● 提示された文章:
=-=-=-=-=
きんちゃんの観劇記(ネタバレだよ)

思いつくまま、適当に。

「ラ・バヤデール」クリサノワ&チュージン&チホミロワ/ボリショイ・バレエ

2014年12月04日 | バレエ・ダンス
2013年改訂版は始めて見るけど
情緒なく踊りまくるのね。
ひたすら飛んで飛んで回って。
愛憎劇なんだからもっと芝居部分が欲しいなあ。
いまいちドラマが足りないなあ。
振付家が、自分の頭の中にあって当たり前すぎることを
省いて作っているようなかんじ?
90年代もマイムの代わりに踊りで表現だったけど、
最近の版はさらに物語を表す踊りを省いて
ひたすら踊らせているだけのように感じる。
本拠地ではこの方が受けるとか?
確かに「ご贔屓」のダンサーなら
ただ歩くよりは、少しでも踊りながら移動する方が
嬉しいとは思うけど。

クリサノワはほっそりした美人だけど最初から気が強すぎる。
大僧正に迫られての後、困ってからがすでに強い拒絶。
もう少し儚さが欲しいなあ。
嘆きの踊りは美しかった。

対するチホミロワの力強い踊りは
自分に自信を持っている地位の高い姫君にぴったり。
強い脚はザ・ボリショイ!
ゾクゾクするわ~。
=-=-=-=-=
「ラ・バヤデール」の観劇記から、「確かに「ご贔屓」のダンサーなら」から「自分に自信を持っている地位の高い姫君にぴったり。」までを、最後の語句も含めて一字一句そのまま返してください。 ここからの項目は、別の出典から取ったものです。

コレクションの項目
=-=-=-=-=
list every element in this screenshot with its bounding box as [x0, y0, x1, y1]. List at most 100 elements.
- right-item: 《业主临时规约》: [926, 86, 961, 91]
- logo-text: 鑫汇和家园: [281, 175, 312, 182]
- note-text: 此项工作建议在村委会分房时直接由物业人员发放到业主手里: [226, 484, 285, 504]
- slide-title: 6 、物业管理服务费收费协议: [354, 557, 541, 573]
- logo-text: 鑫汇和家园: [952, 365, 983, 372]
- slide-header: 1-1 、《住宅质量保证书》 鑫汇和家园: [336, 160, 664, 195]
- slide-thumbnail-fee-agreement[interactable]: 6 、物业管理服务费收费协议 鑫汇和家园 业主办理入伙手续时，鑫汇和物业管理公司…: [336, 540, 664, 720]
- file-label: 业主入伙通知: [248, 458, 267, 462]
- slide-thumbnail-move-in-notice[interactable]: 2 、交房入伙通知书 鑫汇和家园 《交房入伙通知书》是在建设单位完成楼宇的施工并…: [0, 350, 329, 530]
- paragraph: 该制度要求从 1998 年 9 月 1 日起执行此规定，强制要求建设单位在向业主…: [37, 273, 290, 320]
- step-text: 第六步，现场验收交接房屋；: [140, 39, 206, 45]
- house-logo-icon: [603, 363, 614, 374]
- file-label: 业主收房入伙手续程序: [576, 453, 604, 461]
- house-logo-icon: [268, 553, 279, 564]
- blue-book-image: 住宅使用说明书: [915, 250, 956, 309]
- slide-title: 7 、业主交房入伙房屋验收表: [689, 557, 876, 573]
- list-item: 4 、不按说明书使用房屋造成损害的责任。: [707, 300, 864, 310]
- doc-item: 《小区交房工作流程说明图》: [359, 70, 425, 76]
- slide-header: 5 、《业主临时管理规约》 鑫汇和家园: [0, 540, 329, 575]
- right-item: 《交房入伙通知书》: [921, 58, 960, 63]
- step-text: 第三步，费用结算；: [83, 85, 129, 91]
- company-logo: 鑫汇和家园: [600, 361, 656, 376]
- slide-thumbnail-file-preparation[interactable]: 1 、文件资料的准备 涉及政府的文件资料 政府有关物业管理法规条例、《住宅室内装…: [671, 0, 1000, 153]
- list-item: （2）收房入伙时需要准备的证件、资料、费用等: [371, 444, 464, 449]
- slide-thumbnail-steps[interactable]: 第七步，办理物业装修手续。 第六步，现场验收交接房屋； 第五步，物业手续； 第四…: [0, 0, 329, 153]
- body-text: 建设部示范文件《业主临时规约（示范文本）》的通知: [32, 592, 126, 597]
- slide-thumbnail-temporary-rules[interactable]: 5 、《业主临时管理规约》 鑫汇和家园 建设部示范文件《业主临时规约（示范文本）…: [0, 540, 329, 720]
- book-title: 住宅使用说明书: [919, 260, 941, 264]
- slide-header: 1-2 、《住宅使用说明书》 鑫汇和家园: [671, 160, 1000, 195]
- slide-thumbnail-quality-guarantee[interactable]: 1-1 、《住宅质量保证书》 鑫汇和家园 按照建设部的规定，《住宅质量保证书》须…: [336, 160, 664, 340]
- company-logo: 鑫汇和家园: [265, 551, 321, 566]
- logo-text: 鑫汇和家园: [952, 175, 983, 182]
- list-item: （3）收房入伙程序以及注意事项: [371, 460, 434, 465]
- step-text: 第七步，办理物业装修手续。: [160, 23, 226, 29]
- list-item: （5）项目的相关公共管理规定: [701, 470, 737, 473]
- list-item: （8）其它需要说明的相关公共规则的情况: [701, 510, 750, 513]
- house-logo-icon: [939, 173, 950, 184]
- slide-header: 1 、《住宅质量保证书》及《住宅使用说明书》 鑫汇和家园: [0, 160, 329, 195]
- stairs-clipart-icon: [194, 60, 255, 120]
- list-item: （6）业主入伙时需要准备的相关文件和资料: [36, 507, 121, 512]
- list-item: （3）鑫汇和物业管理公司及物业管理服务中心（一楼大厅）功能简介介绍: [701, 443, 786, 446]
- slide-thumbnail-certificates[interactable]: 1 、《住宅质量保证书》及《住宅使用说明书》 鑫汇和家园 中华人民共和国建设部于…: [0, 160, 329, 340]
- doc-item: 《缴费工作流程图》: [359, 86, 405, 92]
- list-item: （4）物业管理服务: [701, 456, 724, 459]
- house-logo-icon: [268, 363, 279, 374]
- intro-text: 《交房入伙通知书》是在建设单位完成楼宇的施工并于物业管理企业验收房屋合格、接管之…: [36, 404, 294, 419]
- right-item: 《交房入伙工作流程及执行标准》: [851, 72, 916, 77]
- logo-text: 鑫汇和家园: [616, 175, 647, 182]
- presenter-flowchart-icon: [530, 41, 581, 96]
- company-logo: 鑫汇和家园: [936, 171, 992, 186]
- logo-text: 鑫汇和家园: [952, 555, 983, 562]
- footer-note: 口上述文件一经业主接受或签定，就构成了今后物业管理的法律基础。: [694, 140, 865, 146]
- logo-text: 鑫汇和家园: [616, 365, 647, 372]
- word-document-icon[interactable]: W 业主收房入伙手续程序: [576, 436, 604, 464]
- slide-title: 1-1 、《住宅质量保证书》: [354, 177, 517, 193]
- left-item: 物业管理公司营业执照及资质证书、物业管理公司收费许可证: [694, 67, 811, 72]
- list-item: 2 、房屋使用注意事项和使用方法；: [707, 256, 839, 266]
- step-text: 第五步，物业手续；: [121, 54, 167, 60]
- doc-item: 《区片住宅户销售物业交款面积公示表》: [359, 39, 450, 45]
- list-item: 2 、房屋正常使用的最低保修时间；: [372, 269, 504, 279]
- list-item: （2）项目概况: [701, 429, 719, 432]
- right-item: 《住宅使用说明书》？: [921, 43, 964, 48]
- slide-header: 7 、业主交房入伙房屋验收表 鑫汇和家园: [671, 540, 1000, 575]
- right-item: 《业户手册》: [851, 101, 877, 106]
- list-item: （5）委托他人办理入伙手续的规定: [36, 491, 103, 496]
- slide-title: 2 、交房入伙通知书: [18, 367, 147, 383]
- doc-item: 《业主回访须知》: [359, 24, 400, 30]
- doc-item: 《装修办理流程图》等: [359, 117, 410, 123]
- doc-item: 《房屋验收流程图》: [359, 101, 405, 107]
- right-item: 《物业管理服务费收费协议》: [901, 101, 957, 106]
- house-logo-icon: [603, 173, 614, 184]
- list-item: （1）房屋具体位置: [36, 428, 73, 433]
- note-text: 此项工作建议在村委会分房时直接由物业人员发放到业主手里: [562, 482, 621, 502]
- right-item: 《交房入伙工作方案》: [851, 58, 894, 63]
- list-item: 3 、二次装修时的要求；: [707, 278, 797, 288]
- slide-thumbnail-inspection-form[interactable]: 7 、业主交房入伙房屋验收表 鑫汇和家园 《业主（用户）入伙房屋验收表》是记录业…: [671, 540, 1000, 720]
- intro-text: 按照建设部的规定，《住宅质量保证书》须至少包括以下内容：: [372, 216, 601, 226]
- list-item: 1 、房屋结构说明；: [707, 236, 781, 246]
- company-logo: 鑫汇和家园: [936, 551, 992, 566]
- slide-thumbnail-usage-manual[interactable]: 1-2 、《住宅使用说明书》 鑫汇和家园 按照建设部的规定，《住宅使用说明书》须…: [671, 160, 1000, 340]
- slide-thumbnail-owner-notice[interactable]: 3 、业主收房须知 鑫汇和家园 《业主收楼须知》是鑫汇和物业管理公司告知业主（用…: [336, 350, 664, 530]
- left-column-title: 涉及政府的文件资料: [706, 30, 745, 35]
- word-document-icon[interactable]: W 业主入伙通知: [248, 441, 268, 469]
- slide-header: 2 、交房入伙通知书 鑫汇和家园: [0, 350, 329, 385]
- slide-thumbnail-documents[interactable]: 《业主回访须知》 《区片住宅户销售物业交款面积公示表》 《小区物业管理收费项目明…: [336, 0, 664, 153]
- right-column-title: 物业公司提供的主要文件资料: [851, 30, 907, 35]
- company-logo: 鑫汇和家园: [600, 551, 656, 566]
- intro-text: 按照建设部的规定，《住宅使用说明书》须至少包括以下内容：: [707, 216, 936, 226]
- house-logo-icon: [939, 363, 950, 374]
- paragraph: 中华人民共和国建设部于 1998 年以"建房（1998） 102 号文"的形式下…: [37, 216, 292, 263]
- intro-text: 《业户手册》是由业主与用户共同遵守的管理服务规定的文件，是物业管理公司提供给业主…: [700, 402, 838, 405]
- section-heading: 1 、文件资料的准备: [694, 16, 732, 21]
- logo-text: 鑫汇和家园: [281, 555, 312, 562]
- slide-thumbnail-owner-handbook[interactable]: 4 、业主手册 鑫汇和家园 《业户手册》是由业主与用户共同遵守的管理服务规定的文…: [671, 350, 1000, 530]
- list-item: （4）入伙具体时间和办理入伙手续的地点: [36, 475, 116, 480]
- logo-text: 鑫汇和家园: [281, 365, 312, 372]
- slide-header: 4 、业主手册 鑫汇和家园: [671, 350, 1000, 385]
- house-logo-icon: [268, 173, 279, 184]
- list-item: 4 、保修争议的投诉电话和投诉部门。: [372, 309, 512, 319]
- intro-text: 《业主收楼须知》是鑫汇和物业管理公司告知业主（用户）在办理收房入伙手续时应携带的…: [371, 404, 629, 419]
=-=-=-=-=
● 正解:
確かに「ご贔屓」のダンサーなら
ただ歩くよりは、少しでも踊りながら移動する方が
嬉しいとは思うけど。

クリサノワはほっそりした美人だけど最初から気が強すぎる。
大僧正に迫られての後、困ってからがすでに強い拒絶。
もう少し儚さが欲しいなあ。
嘆きの踊りは美しかった。

対するチホミロワの力強い踊りは
自分に自信を持っている地位の高い姫君にぴったり。